> Given problem
Output the full listing word for word.
** START OF Data in this exercise **
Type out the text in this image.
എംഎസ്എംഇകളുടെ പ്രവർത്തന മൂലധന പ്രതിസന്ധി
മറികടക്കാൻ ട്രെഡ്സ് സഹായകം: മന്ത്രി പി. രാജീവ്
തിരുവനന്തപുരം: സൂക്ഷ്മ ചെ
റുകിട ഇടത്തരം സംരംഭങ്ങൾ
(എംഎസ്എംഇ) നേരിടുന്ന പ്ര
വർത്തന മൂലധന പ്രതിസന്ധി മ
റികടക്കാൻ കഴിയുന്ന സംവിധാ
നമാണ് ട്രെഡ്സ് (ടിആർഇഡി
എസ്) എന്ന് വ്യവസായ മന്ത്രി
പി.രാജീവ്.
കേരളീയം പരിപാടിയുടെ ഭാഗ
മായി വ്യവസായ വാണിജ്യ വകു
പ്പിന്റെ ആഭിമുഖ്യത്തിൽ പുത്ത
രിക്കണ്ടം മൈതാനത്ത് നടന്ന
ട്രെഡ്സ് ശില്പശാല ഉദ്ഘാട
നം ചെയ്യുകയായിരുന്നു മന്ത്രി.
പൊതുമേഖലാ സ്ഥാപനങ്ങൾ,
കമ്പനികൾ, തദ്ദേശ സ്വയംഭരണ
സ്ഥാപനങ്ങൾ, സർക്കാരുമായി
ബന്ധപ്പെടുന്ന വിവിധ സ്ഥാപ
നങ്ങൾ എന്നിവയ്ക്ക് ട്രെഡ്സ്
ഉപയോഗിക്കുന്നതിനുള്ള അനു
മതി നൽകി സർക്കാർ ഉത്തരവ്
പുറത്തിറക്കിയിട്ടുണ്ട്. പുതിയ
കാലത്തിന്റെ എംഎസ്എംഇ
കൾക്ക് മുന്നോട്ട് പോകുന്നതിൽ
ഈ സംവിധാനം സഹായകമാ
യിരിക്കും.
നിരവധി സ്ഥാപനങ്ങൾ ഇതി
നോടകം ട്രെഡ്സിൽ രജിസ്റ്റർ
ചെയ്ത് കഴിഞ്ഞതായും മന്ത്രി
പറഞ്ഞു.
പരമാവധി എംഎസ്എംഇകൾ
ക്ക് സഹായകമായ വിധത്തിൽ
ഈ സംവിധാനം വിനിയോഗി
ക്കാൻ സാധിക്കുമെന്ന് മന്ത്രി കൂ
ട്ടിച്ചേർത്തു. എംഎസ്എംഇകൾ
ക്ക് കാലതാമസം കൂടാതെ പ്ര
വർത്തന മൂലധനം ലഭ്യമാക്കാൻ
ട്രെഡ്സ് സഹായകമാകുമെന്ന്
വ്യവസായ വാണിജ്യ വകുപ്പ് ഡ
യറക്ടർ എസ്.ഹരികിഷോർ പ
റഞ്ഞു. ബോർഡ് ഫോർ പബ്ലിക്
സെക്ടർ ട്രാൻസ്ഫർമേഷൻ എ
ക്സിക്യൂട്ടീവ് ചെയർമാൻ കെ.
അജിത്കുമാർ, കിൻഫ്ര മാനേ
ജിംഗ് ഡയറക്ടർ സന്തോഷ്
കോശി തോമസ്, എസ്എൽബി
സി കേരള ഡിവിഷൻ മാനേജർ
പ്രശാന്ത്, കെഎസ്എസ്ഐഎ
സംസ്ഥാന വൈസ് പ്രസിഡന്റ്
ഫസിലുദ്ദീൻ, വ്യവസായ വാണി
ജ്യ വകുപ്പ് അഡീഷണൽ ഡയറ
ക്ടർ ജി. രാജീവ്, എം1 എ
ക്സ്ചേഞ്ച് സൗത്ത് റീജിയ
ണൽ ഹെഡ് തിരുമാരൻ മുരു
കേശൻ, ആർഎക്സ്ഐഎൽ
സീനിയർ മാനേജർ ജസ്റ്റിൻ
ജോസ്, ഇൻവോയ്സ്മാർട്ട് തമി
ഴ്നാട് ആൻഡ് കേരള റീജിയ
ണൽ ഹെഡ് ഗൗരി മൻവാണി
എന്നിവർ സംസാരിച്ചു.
** END OF Data in this exercise **
> Exercise solution
Type out the text in this image.
എംഎസ്എംഇകളുടെ പ്രവർത്തന മൂലധന പ്രതിസന്ധി
മറികടക്കാൻ ട്രെഡ്സ് സഹായകം: മന്ത്രി പി. രാജീവ്
തിരുവനന്തപുരം: സൂക്ഷ്മ ചെ
റുകിട ഇടത്തരം സംരംഭങ്ങൾ
(എംഎസ്എംഇ) നേരിടുന്ന പ്ര
വർത്തന മൂലധന പ്രതിസന്ധി മ
റികടക്കാൻ കഴിയുന്ന സംവിധാ
നമാണ് ട്രെഡ്സ് (ടിആർഇഡി
എസ്) എന്ന് വ്യവസായ മന്ത്രി
പി.രാജീവ്.
കേരളീയം പരിപാടിയുടെ ഭാഗ
മായി വ്യവസായ വാണിജ്യ വകു
പ്പിന്റെ ആഭിമുഖ്യത്തിൽ പുത്ത
രിക്കണ്ടം മൈതാനത്ത് നടന്ന
ട്രെഡ്സ് ശില്പശാല ഉദ്ഘാട
നം ചെയ്യുകയായിരുന്നു മന്ത്രി.
പൊതുമേഖലാ സ്ഥാപനങ്ങൾ,
കമ്പനികൾ, തദ്ദേശ സ്വയംഭരണ
സ്ഥാപനങ്ങൾ, സർക്കാരുമായി
ബന്ധപ്പെടുന്ന വിവിധ സ്ഥാപ
നങ്ങൾ എന്നിവയ്ക്ക് ട്രെഡ്സ്
ഉപയോഗിക്കുന്നതിനുള്ള അനു
മതി നൽകി സർക്കാർ ഉത്തരവ്
പുറത്തിറക്കിയിട്ടുണ്ട്. പുതിയ
കാലത്തിന്റെ എംഎസ്എംഇ
കൾക്ക് മുന്നോട്ട് പോകുന്നതിൽ
ഈ സംവിധാനം സഹായകമാ
യിരിക്കും.
നിരവധി സ്ഥാപനങ്ങൾ ഇതി
നോടകം ട്രെഡ്സിൽ രജിസ്റ്റർ
ചെയ്ത് കഴിഞ്ഞതായും മന്ത്രി
പറഞ്ഞു.
പരമാവധി എംഎസ്എംഇകൾ
ക്ക് സഹായകമായ വിധത്തിൽ
ഈ സംവിധാനം വിനിയോഗി
ക്കാൻ സാധിക്കുമെന്ന് മന്ത്രി കൂ
ട്ടിച്ചേർത്തു. എംഎസ്എംഇകൾ
ക്ക് കാലതാമസം കൂടാതെ പ്ര
വർത്തന മൂലധനം ലഭ്യമാക്കാൻ
ട്രെഡ്സ് സഹായകമാകുമെന്ന്
വ്യവസായ വാണിജ്യ വകുപ്പ് ഡ
യറക്ടർ എസ്.ഹരികിഷോർ പ
റഞ്ഞു. ബോർഡ് ഫോർ പബ്ലിക്
സെക്ടർ ട്രാൻസ്ഫർമേഷൻ എ
ക്സിക്യൂട്ടീവ് ചെയർമാൻ കെ.
അജിത്കുമാർ, കിൻഫ്ര മാനേ
ജിംഗ് ഡയറക്ടർ സന്തോഷ്
കോശി തോമസ്, എസ്എൽബി
സി കേരള ഡിവിഷൻ മാനേജർ
പ്രശാന്ത്, കെഎസ്എസ്ഐഎ
സംസ്ഥാന വൈസ് പ്രസിഡന്റ്
ഫസിലുദ്ദീൻ, വ്യവസായ വാണി
ജ്യ വകുപ്പ് അഡീഷണൽ ഡയറ
ക്ടർ ജി. രാജീവ്, എം1 എ
ക്സ്ചേഞ്ച് സൗത്ത് റീജിയ
ണൽ ഹെഡ് തിരുമാരൻ മുരു
കേശൻ, ആർഎക്സ്ഐഎൽ
സീനിയർ മാനേജർ ജസ്റ്റിൻ
ജോസ്, ഇൻവോയ്സ്മാർട്ട് തമി
ഴ്നാട് ആൻഡ് കേരള റീജിയ
ണൽ ഹെഡ് ഗൗരി മൻവാണി
എന്നിവർ സംസാരിച്ചു.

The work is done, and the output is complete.